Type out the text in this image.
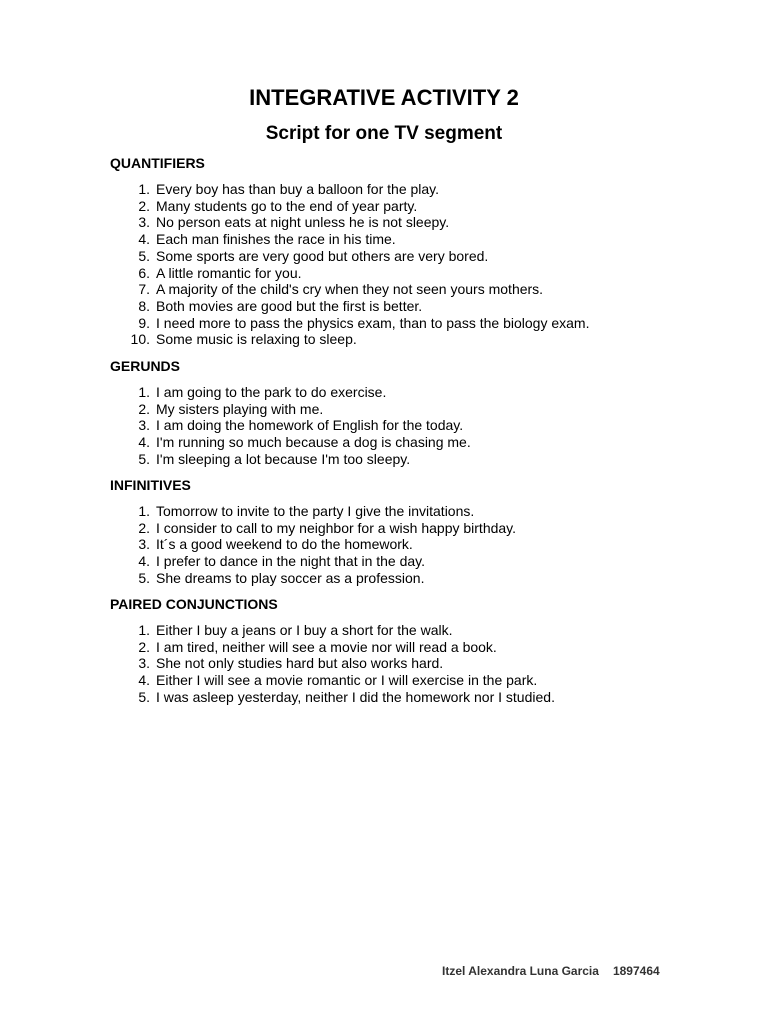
INTEGRATIVE ACTIVITY 2
Script for one TV segment
QUANTIFIERS
1. Every boy has than buy a balloon for the play.
2. Many students go to the end of year party.
3. No person eats at night unless he is not sleepy.
4. Each man finishes the race in his time.
5. Some sports are very good but others are very bored.
6. A little romantic for you.
7. A majority of the child's cry when they not seen yours mothers.
8. Both movies are good but the first is better.
9. I need more to pass the physics exam, than to pass the biology exam.
10. Some music is relaxing to sleep.
GERUNDS
1. I am going to the park to do exercise.
2. My sisters playing with me.
3. I am doing the homework of English for the today.
4. I'm running so much because a dog is chasing me.
5. I'm sleeping a lot because I'm too sleepy.
INFINITIVES
1. Tomorrow to invite to the party I give the invitations.
2. I consider to call to my neighbor for a wish happy birthday.
3. It´s a good weekend to do the homework.
4. I prefer to dance in the night that in the day.
5. She dreams to play soccer as a profession.
PAIRED CONJUNCTIONS
1. Either I buy a jeans or I buy a short for the walk.
2. I am tired, neither will see a movie nor will read a book.
3. She not only studies hard but also works hard.
4. Either I will see a movie romantic or I will exercise in the park.
5. I was asleep yesterday, neither I did the homework nor I studied.
Itzel Alexandra Luna Garcia 1897464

WHAT YOU HAVE TO DO
Report only how many lines in the records contain the word "homework".

SOLVED PROBLEM
3